* EXCERPT TO READ:
-- BEGIN --
HJR: I was always focused on myself. I had so much to do that I simply didn’t have any time to study. I always did everything the way I thought it should be done. I never doubted my decisions. I would stay up all night, working on new tracks, when the rest of the band members were already sleeping. It was that way with Cluster and it was the same with Harmonia.


Asmus Tietchens photographed by Margret Links


AT: What’s your relationship to Karlheinz Stockhausen?

HJR: I once attended a lecture of his in Cologne. This must have been around 1969. He entered the auditorium and then locked the door. The students were forced to stay until he’d finished his lecture. I was shocked. I actually hated him for that attitude. But I regret that I didn’t dig deeper into his music for that very reason. I’d listen to his music, but it wouldn’t touch me. I might be walking on thin ice, but I felt that his music was too thought through. And I know that Conny Plank and Holger Czukay had a much better opinion of him.
-- END --
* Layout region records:
-- BEGIN --
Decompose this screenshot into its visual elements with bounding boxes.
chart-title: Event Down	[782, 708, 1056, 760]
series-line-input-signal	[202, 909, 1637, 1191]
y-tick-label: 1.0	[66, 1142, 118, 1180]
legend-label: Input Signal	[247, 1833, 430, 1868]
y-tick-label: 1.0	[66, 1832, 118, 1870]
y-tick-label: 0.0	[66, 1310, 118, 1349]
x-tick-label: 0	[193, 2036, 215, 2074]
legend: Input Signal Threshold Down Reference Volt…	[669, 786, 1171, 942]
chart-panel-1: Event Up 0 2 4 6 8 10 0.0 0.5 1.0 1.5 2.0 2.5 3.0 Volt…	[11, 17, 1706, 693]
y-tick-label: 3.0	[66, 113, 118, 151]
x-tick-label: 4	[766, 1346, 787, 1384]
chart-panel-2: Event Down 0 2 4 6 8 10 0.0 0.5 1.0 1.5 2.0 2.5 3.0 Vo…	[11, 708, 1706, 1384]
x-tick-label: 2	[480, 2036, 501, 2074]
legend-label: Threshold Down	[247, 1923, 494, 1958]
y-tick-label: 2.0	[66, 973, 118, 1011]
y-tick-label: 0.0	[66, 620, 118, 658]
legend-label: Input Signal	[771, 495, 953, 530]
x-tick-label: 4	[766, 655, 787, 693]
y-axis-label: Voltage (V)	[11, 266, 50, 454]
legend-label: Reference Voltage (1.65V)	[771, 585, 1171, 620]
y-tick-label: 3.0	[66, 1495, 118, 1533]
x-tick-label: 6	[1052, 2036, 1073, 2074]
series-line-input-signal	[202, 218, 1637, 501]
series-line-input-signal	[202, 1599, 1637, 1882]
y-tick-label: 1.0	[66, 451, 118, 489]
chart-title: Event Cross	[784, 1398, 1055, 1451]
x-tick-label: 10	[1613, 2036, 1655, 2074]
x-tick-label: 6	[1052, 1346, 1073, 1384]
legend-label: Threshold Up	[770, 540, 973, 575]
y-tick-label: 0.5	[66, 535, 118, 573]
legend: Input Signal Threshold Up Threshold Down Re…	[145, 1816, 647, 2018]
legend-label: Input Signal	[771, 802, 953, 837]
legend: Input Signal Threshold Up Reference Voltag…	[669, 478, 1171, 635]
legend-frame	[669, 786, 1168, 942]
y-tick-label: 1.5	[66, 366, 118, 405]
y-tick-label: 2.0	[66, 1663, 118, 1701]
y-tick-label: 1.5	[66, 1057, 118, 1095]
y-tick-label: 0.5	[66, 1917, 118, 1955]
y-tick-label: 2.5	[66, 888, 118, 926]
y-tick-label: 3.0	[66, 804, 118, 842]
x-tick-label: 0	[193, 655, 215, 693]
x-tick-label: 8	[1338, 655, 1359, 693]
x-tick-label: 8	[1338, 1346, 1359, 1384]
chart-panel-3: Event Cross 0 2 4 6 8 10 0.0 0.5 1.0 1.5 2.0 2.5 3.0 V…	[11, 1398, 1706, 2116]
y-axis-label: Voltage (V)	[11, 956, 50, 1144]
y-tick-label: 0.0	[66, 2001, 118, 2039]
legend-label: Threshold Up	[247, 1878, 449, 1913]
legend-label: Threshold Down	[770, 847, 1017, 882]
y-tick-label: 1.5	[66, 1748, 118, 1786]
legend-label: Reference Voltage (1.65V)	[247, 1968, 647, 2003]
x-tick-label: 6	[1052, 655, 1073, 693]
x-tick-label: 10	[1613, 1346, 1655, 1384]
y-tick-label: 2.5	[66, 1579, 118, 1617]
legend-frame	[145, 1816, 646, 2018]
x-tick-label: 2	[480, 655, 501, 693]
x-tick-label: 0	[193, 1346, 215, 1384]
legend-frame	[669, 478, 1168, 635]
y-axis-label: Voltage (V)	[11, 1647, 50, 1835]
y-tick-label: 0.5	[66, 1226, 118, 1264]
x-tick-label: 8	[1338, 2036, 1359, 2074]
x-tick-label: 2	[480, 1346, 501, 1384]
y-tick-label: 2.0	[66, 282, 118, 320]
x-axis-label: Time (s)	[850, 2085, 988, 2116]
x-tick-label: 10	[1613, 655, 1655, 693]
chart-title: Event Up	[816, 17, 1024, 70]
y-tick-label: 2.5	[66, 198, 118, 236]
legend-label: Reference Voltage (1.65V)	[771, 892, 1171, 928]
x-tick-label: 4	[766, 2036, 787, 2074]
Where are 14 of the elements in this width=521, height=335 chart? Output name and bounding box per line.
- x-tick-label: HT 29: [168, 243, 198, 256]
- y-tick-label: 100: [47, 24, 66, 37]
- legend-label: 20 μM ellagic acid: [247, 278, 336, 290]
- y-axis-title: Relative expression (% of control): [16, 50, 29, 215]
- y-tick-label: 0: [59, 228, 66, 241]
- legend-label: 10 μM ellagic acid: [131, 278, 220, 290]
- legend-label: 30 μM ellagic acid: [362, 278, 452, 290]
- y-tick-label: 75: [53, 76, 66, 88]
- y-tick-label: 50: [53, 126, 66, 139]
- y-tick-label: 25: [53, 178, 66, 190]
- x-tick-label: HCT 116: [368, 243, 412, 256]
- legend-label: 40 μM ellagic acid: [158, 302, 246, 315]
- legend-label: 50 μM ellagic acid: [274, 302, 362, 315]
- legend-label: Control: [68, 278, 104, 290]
-- END --
* TASKS TO CARRY OUT:
1. Decide whether each statement agrees with the interview excerpt, answering yes or no and quoting the exact words of the excerpt that settle it: (a) HJR once attended a lecture by Stockhausen in Cologne. (b) HJR went to sleep at the same time as the other band members. (c) Stockhausen left the auditorium door open during his lecture.
2. Alter the part of the interview excerpt that begins at the words "HJR: I was always" and stops after "to Karlheinz Stockhausen?", replacing "new tracks" with "new songs".
These rows were taken from a different source than the interview excerpt.

* ANSWERS GIVEN:
1.
(a) Yes: "I once attended a lecture of his in Cologne."
(b) No: "I would stay up all night, working on new tracks, when the rest of the band members were already sleeping."
(c) No: "He entered the auditorium and then locked the door."

2.
HJR: I was always focused on myself. I had so much to do that I simply didn’t have any time to study. I always did everything the way I thought it should be done. I never doubted my decisions. I would stay up all night, working on new songs, when the rest of the band members were already sleeping. It was that way with Cluster and it was the same with Harmonia.


Asmus Tietchens photographed by Margret Links


AT: What’s your relationship to Karlheinz Stockhausen?